* [Task directions]:
Copy out the listing that follows, exact in every word, and skip the images.

[BEGIN Dataset records]

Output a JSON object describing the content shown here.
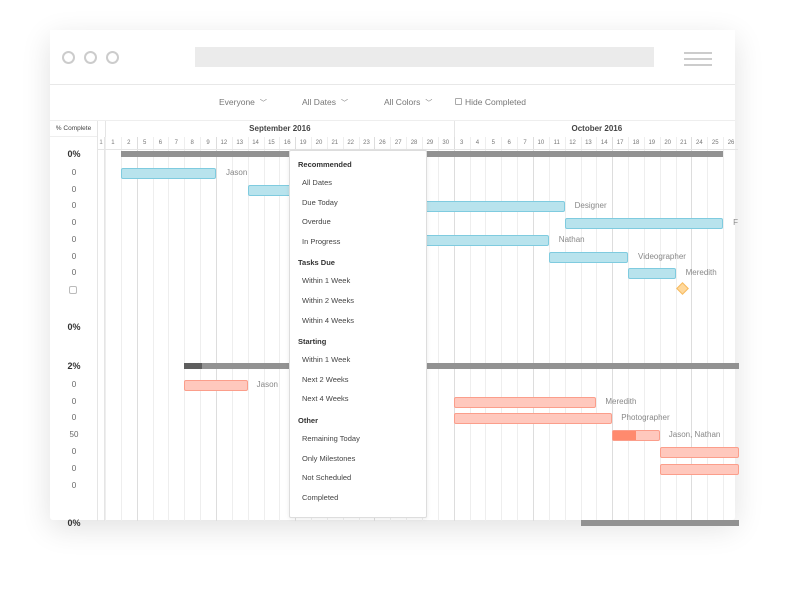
{
  "toolbar": {
    "everyone": "Everyone",
    "all_dates": "All Dates",
    "all_colors": "All Colors",
    "hide_completed": "Hide Completed"
  },
  "gantt": {
    "pct_header": "% Complete",
    "first_col_day": "1",
    "months": [
      {
        "label": "September 2016",
        "start": 0,
        "end": 22
      },
      {
        "label": "October 2016",
        "start": 22,
        "end": 40
      }
    ],
    "days": [
      "1",
      "2",
      "5",
      "6",
      "7",
      "8",
      "9",
      "12",
      "13",
      "14",
      "15",
      "16",
      "19",
      "20",
      "21",
      "22",
      "23",
      "26",
      "27",
      "28",
      "29",
      "30",
      "3",
      "4",
      "5",
      "6",
      "7",
      "10",
      "11",
      "12",
      "13",
      "14",
      "17",
      "18",
      "19",
      "20",
      "21",
      "24",
      "25",
      "26"
    ],
    "week_starts": [
      2,
      7,
      12,
      17,
      22,
      27,
      32,
      37
    ],
    "rows": [
      {
        "pct": "0%",
        "bold": true,
        "summary": {
          "start": 1,
          "end": 39,
          "done": 0
        }
      },
      {
        "pct": "0",
        "bar": {
          "start": 1,
          "end": 7,
          "color": "blue"
        },
        "label": "Jason"
      },
      {
        "pct": "0",
        "bar": {
          "start": 9,
          "end": 14,
          "color": "blue"
        }
      },
      {
        "pct": "0",
        "bar": {
          "start": 20,
          "end": 29,
          "color": "blue"
        },
        "label": "Designer"
      },
      {
        "pct": "0",
        "bar": {
          "start": 29,
          "end": 39,
          "color": "blue"
        },
        "label": "F"
      },
      {
        "pct": "0",
        "bar": {
          "start": 20,
          "end": 28,
          "color": "blue"
        },
        "label": "Nathan"
      },
      {
        "pct": "0",
        "bar": {
          "start": 28,
          "end": 33,
          "color": "blue"
        },
        "label": "Videographer"
      },
      {
        "pct": "0",
        "bar": {
          "start": 33,
          "end": 36,
          "color": "blue"
        },
        "label": "Meredith"
      },
      {
        "checkbox": true,
        "milestone": 36.5
      },
      {
        "pct": ""
      },
      {
        "pct": "0%",
        "bold": true
      },
      {
        "pct": ""
      },
      {
        "pct": "2%",
        "bold": true,
        "summary": {
          "start": 5,
          "end": 40,
          "done": 1.1
        }
      },
      {
        "pct": "0",
        "bar": {
          "start": 5,
          "end": 9,
          "color": "red"
        },
        "label": "Jason"
      },
      {
        "pct": "0",
        "bar": {
          "start": 22,
          "end": 31,
          "color": "red"
        },
        "label": "Meredith"
      },
      {
        "pct": "0",
        "bar": {
          "start": 22,
          "end": 32,
          "color": "red"
        },
        "label": "Photographer"
      },
      {
        "pct": "50",
        "bar": {
          "start": 32,
          "end": 35,
          "color": "red",
          "progress": 50
        },
        "label": "Jason, Nathan"
      },
      {
        "pct": "0",
        "bar": {
          "start": 35,
          "end": 40,
          "color": "red"
        }
      },
      {
        "pct": "0",
        "bar": {
          "start": 35,
          "end": 40,
          "color": "red"
        }
      },
      {
        "pct": "0"
      },
      {
        "pct": ""
      },
      {
        "pct": "0%",
        "bold": true,
        "summary": {
          "start": 30,
          "end": 40,
          "done": 0
        }
      }
    ]
  },
  "dropdown": {
    "sections": [
      {
        "title": "Recommended",
        "items": [
          "All Dates",
          "Due Today",
          "Overdue",
          "In Progress"
        ]
      },
      {
        "title": "Tasks Due",
        "items": [
          "Within 1 Week",
          "Within 2 Weeks",
          "Within 4 Weeks"
        ]
      },
      {
        "title": "Starting",
        "items": [
          "Within 1 Week",
          "Next 2 Weeks",
          "Next 4 Weeks"
        ]
      },
      {
        "title": "Other",
        "items": [
          "Remaining Today",
          "Only Milestones",
          "Not Scheduled",
          "Completed"
        ]
      }
    ]
  }
}
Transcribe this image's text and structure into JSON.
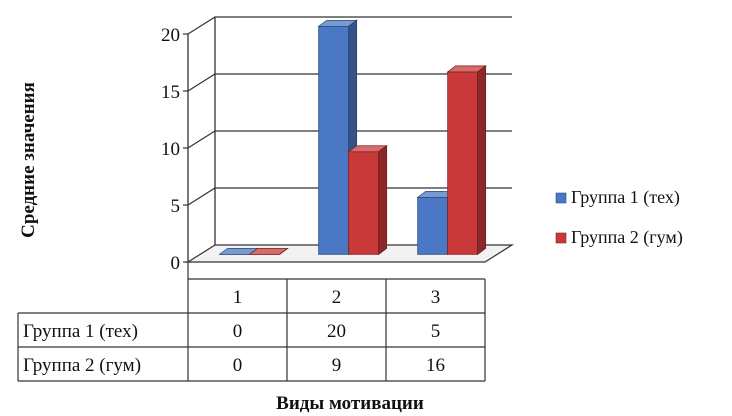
{
  "chart_data": {
    "type": "bar",
    "style": "3d-clustered-column-with-data-table",
    "categories": [
      "1",
      "2",
      "3"
    ],
    "series": [
      {
        "name": "Группа 1 (тех)",
        "values": [
          0,
          20,
          5
        ],
        "color": "#4a78c4"
      },
      {
        "name": "Группа 2 (гум)",
        "values": [
          0,
          9,
          16
        ],
        "color": "#c9393a"
      }
    ],
    "xlabel": "Виды мотивации",
    "ylabel": "Средние значения",
    "ylim": [
      0,
      20
    ],
    "yticks": [
      0,
      5,
      10,
      15,
      20
    ],
    "grid": true,
    "legend_position": "right",
    "data_table": true
  }
}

[END Dataset records]

* [Output below]:
Output a JSON object describing the content shown here.
{
  "toolbar": {
    "everyone": "Everyone",
    "all_dates": "All Dates",
    "all_colors": "All Colors",
    "hide_completed": "Hide Completed"
  },
  "gantt": {
    "pct_header": "% Complete",
    "first_col_day": "1",
    "months": [
      {
        "label": "September 2016",
        "start": 0,
        "end": 22
      },
      {
        "label": "October 2016",
        "start": 22,
        "end": 40
      }
    ],
    "days": [
      "1",
      "2",
      "5",
      "6",
      "7",
      "8",
      "9",
      "12",
      "13",
      "14",
      "15",
      "16",
      "19",
      "20",
      "21",
      "22",
      "23",
      "26",
      "27",
      "28",
      "29",
      "30",
      "3",
      "4",
      "5",
      "6",
      "7",
      "10",
      "11",
      "12",
      "13",
      "14",
      "17",
      "18",
      "19",
      "20",
      "21",
      "24",
      "25",
      "26"
    ],
    "week_starts": [
      2,
      7,
      12,
      17,
      22,
      27,
      32,
      37
    ],
    "rows": [
      {
        "pct": "0%",
        "bold": true,
        "summary": {
          "start": 1,
          "end": 39,
          "done": 0
        }
      },
      {
        "pct": "0",
        "bar": {
          "start": 1,
          "end": 7,
          "color": "blue"
        },
        "label": "Jason"
      },
      {
        "pct": "0",
        "bar": {
          "start": 9,
          "end": 14,
          "color": "blue"
        }
      },
      {
        "pct": "0",
        "bar": {
          "start": 20,
          "end": 29,
          "color": "blue"
        },
        "label": "Designer"
      },
      {
        "pct": "0",
        "bar": {
          "start": 29,
          "end": 39,
          "color": "blue"
        },
        "label": "F"
      },
      {
        "pct": "0",
        "bar": {
          "start": 20,
          "end": 28,
          "color": "blue"
        },
        "label": "Nathan"
      },
      {
        "pct": "0",
        "bar": {
          "start": 28,
          "end": 33,
          "color": "blue"
        },
        "label": "Videographer"
      },
      {
        "pct": "0",
        "bar": {
          "start": 33,
          "end": 36,
          "color": "blue"
        },
        "label": "Meredith"
      },
      {
        "checkbox": true,
        "milestone": 36.5
      },
      {
        "pct": ""
      },
      {
        "pct": "0%",
        "bold": true
      },
      {
        "pct": ""
      },
      {
        "pct": "2%",
        "bold": true,
        "summary": {
          "start": 5,
          "end": 40,
          "done": 1.1
        }
      },
      {
        "pct": "0",
        "bar": {
          "start": 5,
          "end": 9,
          "color": "red"
        },
        "label": "Jason"
      },
      {
        "pct": "0",
        "bar": {
          "start": 22,
          "end": 31,
          "color": "red"
        },
        "label": "Meredith"
      },
      {
        "pct": "0",
        "bar": {
          "start": 22,
          "end": 32,
          "color": "red"
        },
        "label": "Photographer"
      },
      {
        "pct": "50",
        "bar": {
          "start": 32,
          "end": 35,
          "color": "red",
          "progress": 50
        },
        "label": "Jason, Nathan"
      },
      {
        "pct": "0",
        "bar": {
          "start": 35,
          "end": 40,
          "color": "red"
        }
      },
      {
        "pct": "0",
        "bar": {
          "start": 35,
          "end": 40,
          "color": "red"
        }
      },
      {
        "pct": "0"
      },
      {
        "pct": ""
      },
      {
        "pct": "0%",
        "bold": true,
        "summary": {
          "start": 30,
          "end": 40,
          "done": 0
        }
      }
    ]
  },
  "dropdown": {
    "sections": [
      {
        "title": "Recommended",
        "items": [
          "All Dates",
          "Due Today",
          "Overdue",
          "In Progress"
        ]
      },
      {
        "title": "Tasks Due",
        "items": [
          "Within 1 Week",
          "Within 2 Weeks",
          "Within 4 Weeks"
        ]
      },
      {
        "title": "Starting",
        "items": [
          "Within 1 Week",
          "Next 2 Weeks",
          "Next 4 Weeks"
        ]
      },
      {
        "title": "Other",
        "items": [
          "Remaining Today",
          "Only Milestones",
          "Not Scheduled",
          "Completed"
        ]
      }
    ]
  }
}
Transcribe this image's text and structure into JSON.
{
  "chart_data": {
    "type": "bar",
    "style": "3d-clustered-column-with-data-table",
    "categories": [
      "1",
      "2",
      "3"
    ],
    "series": [
      {
        "name": "Группа 1 (тех)",
        "values": [
          0,
          20,
          5
        ],
        "color": "#4a78c4"
      },
      {
        "name": "Группа 2 (гум)",
        "values": [
          0,
          9,
          16
        ],
        "color": "#c9393a"
      }
    ],
    "xlabel": "Виды мотивации",
    "ylabel": "Средние значения",
    "ylim": [
      0,
      20
    ],
    "yticks": [
      0,
      5,
      10,
      15,
      20
    ],
    "grid": true,
    "legend_position": "right",
    "data_table": true
  }
}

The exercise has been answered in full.